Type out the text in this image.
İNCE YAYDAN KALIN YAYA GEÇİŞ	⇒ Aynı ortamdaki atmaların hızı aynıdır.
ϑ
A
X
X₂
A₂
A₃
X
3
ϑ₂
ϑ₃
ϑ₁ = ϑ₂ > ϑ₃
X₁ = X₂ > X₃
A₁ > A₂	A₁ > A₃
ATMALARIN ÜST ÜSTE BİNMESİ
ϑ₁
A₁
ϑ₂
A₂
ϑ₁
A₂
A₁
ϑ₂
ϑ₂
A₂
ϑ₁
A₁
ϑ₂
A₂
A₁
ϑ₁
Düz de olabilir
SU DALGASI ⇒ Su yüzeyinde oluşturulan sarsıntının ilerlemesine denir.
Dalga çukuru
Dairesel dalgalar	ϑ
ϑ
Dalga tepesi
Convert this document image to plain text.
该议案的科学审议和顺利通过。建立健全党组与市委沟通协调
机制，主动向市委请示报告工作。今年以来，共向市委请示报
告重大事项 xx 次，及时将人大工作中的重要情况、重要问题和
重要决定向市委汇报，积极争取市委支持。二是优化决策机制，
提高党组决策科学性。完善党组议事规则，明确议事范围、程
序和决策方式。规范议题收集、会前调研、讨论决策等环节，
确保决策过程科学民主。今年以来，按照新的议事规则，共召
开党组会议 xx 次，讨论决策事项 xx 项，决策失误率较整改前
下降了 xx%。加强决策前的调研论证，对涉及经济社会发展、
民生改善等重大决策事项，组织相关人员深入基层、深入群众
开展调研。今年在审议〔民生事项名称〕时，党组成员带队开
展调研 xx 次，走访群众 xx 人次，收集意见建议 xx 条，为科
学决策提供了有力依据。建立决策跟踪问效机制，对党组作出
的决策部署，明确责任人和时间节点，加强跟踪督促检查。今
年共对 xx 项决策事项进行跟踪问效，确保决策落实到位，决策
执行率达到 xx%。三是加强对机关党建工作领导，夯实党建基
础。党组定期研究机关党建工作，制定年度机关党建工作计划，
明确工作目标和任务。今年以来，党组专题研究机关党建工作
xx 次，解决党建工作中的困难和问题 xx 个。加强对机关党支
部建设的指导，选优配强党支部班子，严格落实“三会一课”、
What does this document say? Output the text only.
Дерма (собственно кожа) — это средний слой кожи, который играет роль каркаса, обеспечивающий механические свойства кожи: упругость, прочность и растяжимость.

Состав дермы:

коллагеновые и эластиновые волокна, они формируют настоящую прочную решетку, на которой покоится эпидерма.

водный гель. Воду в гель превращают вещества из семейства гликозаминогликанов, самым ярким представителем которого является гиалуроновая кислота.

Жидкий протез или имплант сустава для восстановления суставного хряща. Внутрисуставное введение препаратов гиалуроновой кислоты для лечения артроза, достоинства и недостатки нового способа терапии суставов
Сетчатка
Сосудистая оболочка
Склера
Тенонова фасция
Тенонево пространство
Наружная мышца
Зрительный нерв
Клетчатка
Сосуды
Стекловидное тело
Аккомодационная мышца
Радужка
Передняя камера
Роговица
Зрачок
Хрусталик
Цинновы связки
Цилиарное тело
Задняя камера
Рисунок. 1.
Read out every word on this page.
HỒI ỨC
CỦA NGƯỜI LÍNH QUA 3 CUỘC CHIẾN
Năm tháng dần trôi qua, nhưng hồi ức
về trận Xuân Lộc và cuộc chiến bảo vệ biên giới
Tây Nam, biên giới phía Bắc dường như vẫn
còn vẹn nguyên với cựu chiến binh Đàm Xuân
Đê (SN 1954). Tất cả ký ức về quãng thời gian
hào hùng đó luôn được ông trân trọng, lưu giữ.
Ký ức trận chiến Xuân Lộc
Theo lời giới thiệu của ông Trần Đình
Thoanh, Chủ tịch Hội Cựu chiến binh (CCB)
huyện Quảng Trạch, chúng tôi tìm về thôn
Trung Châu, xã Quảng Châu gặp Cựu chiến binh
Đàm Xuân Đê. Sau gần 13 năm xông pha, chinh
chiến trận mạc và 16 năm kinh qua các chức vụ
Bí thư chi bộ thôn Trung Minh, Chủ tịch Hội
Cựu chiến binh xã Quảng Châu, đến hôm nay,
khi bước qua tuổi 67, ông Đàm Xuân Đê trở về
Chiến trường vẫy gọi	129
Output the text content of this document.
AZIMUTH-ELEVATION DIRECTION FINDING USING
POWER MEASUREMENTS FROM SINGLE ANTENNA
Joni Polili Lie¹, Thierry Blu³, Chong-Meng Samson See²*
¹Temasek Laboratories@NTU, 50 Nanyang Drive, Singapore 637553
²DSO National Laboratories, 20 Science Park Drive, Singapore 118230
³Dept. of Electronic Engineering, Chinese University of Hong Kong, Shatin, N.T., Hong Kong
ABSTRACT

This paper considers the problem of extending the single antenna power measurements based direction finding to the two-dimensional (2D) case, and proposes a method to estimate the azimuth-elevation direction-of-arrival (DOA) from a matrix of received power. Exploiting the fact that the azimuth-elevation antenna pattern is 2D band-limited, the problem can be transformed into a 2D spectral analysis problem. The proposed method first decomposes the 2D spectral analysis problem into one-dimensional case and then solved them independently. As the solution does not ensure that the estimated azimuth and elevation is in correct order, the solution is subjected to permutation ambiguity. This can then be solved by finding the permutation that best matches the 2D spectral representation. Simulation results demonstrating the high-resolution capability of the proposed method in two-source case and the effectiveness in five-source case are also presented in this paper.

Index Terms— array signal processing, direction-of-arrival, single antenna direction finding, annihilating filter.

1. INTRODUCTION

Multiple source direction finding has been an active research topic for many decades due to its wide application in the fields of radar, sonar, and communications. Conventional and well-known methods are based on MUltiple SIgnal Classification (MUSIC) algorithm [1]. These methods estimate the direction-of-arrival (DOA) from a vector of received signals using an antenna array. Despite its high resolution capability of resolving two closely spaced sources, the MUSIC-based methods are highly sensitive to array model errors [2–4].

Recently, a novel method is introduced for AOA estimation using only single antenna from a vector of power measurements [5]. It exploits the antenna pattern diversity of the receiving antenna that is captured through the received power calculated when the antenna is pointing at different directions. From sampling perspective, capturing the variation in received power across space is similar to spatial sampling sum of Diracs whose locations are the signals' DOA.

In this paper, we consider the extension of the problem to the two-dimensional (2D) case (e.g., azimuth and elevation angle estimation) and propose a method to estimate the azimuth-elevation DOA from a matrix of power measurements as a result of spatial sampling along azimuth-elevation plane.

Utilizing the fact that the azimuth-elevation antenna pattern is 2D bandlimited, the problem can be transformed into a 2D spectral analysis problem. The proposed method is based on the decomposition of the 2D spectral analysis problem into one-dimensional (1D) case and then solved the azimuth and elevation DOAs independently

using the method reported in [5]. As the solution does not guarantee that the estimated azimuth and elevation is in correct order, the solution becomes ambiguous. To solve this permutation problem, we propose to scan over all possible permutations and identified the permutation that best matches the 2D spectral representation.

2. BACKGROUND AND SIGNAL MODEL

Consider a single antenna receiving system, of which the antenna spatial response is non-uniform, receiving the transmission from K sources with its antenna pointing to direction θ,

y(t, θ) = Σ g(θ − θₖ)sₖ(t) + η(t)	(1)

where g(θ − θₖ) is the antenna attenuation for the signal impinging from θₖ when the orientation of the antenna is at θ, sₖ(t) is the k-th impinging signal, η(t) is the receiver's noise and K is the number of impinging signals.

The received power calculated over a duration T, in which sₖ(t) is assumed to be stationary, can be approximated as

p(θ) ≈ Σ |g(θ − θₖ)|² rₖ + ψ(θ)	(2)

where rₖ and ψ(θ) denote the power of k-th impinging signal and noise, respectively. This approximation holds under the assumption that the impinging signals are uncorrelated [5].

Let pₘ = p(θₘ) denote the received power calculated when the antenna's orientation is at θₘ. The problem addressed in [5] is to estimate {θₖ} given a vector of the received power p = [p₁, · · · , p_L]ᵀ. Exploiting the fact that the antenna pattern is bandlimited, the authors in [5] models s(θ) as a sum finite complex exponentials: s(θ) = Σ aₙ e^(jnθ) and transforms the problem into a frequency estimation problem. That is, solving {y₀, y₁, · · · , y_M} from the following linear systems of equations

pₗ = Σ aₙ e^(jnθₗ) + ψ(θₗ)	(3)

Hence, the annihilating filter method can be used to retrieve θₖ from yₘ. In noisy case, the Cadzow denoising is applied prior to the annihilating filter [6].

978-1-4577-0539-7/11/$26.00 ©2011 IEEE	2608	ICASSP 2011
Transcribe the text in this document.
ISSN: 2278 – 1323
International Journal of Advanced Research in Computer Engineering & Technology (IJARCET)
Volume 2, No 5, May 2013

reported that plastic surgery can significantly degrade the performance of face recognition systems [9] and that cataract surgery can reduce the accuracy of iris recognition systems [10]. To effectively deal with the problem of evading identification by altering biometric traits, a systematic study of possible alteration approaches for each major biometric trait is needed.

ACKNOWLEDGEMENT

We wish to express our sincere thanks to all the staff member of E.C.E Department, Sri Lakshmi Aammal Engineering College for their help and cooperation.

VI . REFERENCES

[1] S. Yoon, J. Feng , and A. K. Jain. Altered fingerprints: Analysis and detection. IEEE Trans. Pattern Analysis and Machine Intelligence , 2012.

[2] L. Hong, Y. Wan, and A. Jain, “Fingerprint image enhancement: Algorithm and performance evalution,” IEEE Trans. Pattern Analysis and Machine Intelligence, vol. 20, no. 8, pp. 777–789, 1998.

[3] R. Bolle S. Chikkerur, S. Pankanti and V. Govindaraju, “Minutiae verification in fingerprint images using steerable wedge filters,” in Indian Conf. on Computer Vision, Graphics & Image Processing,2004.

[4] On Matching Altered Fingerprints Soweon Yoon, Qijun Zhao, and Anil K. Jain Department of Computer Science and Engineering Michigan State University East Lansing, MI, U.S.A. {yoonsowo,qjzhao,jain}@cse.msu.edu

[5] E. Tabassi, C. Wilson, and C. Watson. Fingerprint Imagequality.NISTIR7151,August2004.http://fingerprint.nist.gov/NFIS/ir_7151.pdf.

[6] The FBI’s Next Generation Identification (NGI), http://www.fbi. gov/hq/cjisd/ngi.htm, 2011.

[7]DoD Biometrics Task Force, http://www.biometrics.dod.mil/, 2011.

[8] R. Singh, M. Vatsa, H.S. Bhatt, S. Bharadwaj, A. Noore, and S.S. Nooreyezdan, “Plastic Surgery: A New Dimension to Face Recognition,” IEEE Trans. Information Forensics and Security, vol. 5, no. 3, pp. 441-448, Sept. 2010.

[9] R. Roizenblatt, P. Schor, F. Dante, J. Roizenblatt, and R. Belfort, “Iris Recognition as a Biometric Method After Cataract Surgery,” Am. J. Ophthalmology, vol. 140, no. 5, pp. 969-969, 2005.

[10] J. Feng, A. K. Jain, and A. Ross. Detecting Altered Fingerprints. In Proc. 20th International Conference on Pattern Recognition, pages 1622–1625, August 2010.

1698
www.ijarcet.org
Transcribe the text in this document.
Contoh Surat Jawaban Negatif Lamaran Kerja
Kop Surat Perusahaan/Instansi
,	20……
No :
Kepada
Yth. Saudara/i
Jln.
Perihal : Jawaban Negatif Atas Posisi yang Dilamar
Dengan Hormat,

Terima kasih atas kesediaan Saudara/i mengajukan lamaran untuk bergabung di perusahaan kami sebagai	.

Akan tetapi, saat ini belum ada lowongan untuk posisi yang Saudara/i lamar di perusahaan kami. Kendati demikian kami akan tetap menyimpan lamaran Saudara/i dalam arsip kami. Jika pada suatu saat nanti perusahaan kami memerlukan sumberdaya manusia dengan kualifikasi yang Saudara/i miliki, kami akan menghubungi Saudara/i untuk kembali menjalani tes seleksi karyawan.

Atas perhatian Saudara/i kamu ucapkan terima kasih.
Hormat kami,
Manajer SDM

### SET TASK
Using the records above, copy every line that has the word "pointing" in it.

### WRITTEN SOLUTION
Recently, a novel method is introduced for AOA estimation using only single antenna from a vector of power measurements [5]. It exploits the antenna pattern diversity of the receiving antenna that is captured through the received power calculated when the antenna is pointing at different directions. From sampling perspective, capturing the variation in received power across space is similar to spatial sampling sum of Diracs whose locations are the signals' DOA.
Consider a single antenna receiving system, of which the antenna spatial response is non-uniform, receiving the transmission from K sources with its antenna pointing to direction θ,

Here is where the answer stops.